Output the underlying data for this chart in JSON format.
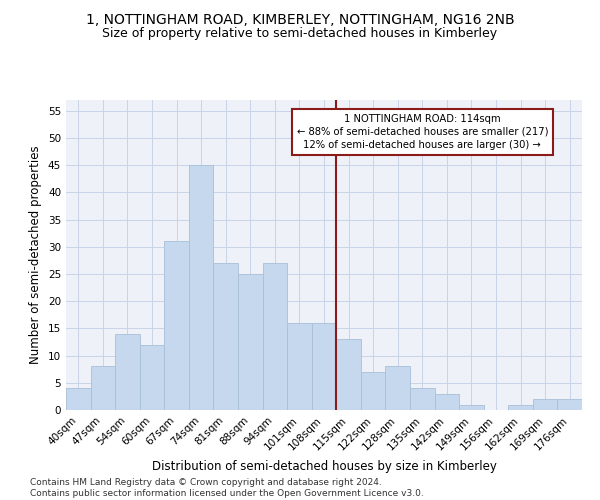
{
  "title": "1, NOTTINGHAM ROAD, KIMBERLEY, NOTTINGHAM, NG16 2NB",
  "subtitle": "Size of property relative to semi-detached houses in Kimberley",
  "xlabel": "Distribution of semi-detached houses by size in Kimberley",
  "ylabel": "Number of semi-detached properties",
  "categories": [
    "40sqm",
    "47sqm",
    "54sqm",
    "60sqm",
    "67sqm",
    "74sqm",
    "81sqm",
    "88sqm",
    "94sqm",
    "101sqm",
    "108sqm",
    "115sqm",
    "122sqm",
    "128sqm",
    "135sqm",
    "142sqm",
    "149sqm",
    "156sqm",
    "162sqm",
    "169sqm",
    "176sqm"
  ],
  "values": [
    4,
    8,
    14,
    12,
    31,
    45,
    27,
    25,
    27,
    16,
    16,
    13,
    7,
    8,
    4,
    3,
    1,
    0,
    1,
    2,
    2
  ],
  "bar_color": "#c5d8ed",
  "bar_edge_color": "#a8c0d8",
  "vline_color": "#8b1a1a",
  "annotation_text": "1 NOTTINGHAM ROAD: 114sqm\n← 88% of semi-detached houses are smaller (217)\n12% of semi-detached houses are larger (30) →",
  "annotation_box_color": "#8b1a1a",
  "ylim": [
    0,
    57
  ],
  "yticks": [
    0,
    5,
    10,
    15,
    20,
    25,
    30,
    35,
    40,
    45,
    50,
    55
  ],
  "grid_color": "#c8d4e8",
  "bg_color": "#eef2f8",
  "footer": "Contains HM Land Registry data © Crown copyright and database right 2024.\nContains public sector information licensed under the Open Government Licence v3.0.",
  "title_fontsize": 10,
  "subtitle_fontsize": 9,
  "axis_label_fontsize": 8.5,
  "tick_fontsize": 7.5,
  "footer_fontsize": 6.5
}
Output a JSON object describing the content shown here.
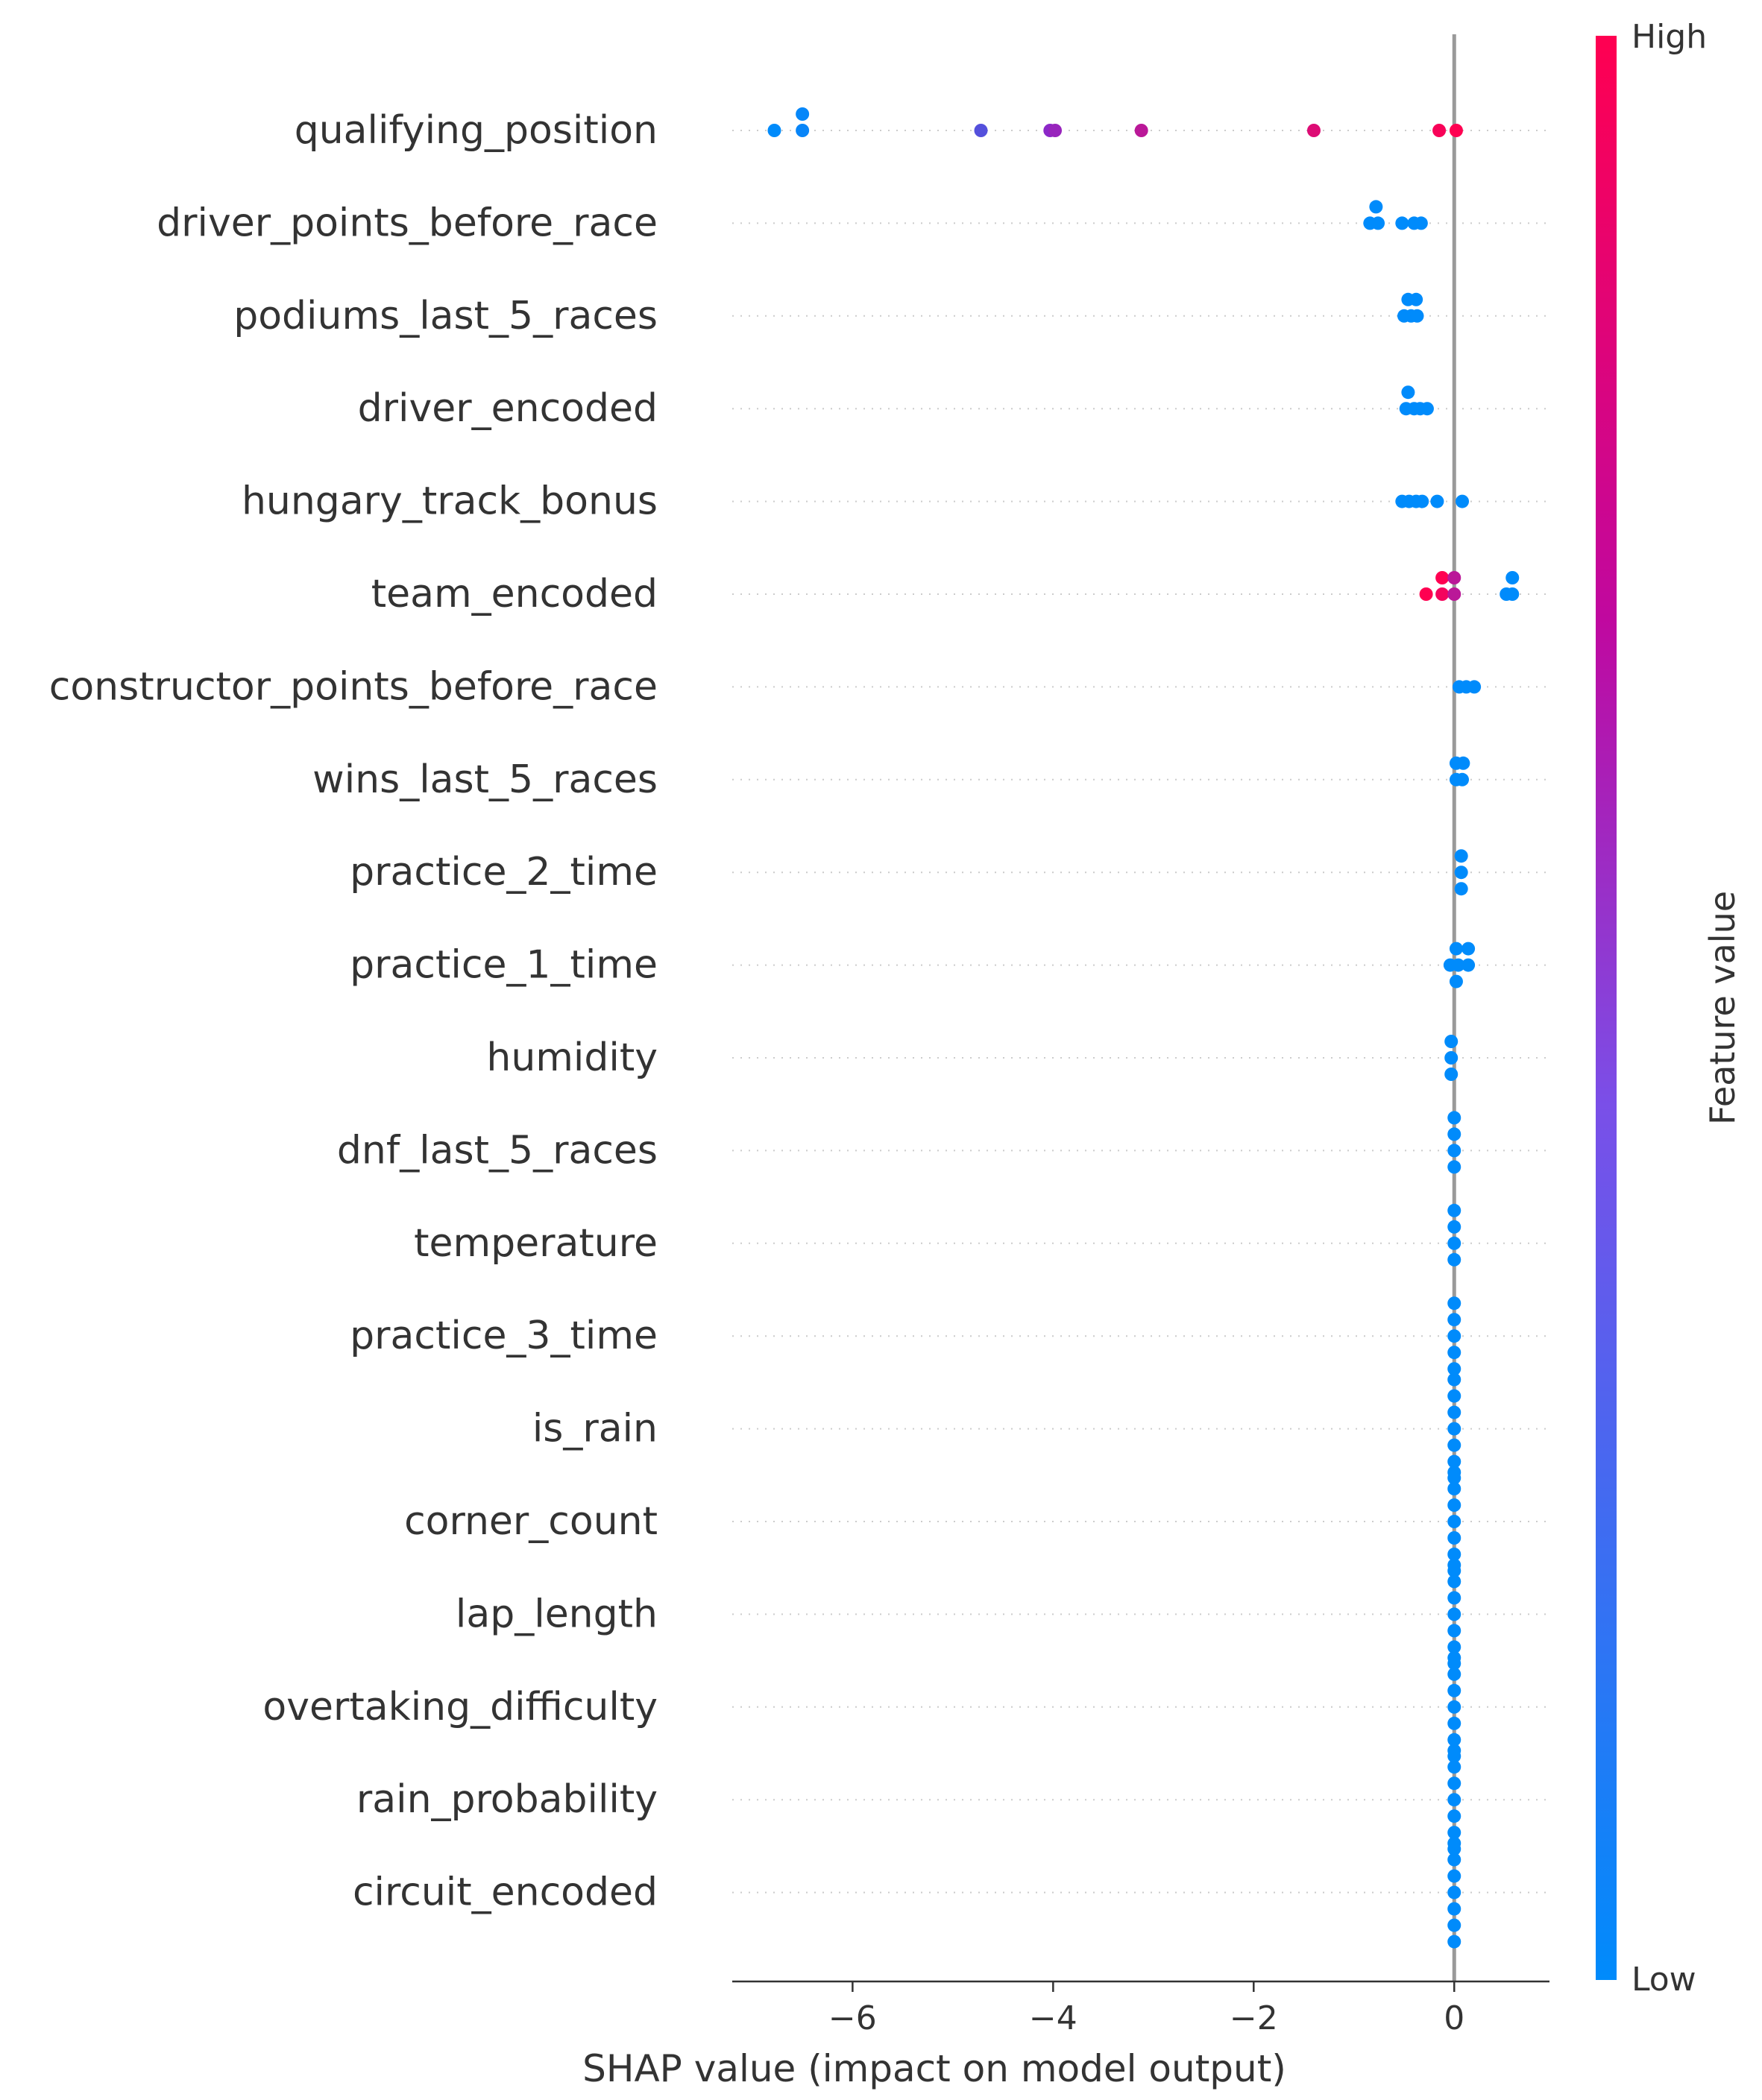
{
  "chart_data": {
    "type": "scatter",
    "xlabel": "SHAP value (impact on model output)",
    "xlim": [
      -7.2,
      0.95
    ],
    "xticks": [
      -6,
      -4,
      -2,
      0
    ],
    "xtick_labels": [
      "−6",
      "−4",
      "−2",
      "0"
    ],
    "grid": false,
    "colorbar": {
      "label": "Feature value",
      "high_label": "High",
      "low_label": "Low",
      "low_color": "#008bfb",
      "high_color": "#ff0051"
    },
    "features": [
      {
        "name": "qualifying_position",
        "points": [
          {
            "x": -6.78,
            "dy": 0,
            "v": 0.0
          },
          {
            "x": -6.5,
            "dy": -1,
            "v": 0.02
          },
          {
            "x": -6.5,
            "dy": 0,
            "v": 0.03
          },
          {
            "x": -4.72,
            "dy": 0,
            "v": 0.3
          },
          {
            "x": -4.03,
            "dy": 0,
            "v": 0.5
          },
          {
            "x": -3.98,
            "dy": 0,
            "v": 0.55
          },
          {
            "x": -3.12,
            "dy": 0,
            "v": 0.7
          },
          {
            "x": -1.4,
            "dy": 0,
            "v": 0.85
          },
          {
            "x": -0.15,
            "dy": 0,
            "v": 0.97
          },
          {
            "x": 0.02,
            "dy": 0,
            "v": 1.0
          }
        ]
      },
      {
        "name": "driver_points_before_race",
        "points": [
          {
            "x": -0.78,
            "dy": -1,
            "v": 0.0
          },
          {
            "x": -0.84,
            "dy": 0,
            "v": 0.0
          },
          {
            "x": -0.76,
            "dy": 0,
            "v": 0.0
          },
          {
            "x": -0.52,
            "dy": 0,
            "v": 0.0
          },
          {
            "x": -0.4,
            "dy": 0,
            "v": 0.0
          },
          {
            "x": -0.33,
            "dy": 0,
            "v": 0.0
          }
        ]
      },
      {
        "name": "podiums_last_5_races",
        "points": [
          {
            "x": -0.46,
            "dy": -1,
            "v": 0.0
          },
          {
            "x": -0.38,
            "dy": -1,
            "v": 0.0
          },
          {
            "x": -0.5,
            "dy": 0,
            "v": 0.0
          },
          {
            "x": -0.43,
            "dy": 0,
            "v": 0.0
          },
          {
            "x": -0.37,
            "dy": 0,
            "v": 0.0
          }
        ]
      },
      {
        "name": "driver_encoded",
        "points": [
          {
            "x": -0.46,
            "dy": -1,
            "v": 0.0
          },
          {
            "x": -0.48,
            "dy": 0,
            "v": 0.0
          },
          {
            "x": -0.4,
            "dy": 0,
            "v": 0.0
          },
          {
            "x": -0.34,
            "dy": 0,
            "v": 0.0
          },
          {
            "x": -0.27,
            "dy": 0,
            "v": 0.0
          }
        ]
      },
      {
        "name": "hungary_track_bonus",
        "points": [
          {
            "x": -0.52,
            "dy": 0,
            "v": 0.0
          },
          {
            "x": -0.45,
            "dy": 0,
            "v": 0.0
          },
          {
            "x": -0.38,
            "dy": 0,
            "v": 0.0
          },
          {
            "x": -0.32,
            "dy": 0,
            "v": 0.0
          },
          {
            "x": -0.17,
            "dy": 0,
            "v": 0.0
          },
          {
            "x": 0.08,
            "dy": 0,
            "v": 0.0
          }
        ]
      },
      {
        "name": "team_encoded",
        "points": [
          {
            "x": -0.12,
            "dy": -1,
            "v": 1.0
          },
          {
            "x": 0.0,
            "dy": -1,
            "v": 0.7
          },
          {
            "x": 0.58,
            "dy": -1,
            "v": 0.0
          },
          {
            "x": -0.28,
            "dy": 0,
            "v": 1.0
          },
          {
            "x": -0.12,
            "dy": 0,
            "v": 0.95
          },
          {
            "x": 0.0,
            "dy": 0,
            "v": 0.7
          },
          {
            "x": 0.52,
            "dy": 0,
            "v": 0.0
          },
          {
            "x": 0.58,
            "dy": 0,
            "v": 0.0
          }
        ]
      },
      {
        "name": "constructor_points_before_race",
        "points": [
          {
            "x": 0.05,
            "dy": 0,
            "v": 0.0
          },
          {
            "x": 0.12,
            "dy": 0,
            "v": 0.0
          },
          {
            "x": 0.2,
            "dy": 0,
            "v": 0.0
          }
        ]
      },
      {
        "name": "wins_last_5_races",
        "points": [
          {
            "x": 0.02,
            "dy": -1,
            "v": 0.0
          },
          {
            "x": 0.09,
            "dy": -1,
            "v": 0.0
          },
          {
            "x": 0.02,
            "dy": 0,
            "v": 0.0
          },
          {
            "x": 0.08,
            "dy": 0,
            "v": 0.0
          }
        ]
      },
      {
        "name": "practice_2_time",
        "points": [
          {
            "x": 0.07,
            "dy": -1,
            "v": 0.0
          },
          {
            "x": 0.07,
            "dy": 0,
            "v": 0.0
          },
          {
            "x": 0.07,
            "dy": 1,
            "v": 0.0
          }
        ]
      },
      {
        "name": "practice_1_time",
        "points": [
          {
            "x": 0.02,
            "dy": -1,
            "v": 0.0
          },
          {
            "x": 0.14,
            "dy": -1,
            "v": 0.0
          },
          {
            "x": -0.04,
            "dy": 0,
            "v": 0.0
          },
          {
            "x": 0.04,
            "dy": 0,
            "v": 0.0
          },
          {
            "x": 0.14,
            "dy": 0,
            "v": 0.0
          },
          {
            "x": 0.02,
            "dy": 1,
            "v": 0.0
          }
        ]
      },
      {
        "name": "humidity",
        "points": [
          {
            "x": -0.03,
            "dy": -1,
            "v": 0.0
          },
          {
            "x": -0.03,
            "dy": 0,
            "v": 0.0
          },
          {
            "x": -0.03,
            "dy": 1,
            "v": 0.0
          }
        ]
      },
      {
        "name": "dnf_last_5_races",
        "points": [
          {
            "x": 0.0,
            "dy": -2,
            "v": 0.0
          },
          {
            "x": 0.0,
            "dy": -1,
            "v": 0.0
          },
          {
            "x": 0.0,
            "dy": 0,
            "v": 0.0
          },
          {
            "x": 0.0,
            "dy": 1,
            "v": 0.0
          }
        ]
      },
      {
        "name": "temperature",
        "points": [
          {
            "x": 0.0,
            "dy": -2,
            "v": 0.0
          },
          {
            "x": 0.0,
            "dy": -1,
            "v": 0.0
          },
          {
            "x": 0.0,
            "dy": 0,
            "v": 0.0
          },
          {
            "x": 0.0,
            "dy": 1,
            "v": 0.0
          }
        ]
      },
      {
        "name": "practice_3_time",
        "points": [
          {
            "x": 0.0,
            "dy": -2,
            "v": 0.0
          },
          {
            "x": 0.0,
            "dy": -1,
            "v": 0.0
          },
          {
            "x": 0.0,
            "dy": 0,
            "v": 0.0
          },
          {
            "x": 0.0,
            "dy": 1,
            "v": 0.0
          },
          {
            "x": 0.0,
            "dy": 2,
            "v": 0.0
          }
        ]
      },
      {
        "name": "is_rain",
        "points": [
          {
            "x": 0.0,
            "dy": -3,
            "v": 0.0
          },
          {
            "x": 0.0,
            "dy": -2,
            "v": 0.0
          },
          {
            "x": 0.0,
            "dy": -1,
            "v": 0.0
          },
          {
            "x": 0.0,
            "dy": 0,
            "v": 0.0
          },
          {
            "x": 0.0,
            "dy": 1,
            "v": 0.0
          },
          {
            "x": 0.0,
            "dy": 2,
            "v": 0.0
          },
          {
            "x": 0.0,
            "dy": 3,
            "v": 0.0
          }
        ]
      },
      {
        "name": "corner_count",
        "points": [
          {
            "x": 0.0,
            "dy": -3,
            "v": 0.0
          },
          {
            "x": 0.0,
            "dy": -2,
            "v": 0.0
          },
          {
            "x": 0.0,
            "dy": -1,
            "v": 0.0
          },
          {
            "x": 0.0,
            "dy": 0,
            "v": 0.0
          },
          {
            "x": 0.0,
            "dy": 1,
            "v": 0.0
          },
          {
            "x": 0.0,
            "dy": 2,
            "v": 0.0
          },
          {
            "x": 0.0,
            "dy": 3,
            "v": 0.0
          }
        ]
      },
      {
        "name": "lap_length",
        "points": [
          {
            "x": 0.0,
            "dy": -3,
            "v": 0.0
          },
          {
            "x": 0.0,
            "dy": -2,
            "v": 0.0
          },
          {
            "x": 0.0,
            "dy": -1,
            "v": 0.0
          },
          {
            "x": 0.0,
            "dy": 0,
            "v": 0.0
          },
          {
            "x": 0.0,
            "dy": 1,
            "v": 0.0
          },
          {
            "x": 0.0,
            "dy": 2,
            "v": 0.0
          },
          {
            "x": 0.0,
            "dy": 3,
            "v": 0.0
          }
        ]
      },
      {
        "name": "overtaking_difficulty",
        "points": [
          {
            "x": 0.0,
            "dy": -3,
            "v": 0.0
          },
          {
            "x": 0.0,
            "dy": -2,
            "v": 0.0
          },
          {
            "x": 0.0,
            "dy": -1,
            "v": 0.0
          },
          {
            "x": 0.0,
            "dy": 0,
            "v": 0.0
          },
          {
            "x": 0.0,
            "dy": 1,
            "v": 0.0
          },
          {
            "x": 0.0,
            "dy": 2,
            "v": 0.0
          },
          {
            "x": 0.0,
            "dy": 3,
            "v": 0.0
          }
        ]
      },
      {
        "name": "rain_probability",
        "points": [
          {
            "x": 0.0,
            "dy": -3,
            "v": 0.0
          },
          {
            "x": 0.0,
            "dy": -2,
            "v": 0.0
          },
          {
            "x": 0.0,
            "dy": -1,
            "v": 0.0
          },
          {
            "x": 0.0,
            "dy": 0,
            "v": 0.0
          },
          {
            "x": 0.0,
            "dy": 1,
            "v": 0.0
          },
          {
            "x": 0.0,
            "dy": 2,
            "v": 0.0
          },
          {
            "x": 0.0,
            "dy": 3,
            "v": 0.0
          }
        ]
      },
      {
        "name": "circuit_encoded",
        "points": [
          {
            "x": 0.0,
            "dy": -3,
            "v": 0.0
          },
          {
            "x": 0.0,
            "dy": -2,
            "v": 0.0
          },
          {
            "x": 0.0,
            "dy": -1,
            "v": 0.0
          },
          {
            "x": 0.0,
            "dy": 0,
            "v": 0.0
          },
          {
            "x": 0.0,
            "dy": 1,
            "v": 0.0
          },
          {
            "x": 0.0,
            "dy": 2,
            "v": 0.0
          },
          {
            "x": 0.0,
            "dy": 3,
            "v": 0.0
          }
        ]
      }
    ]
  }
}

Exercise goal
From the entries above, copy each line holding "JSON".

Solution to the problem
Output the underlying data for this chart in JSON format.
Output a JSON object describing the content shown here.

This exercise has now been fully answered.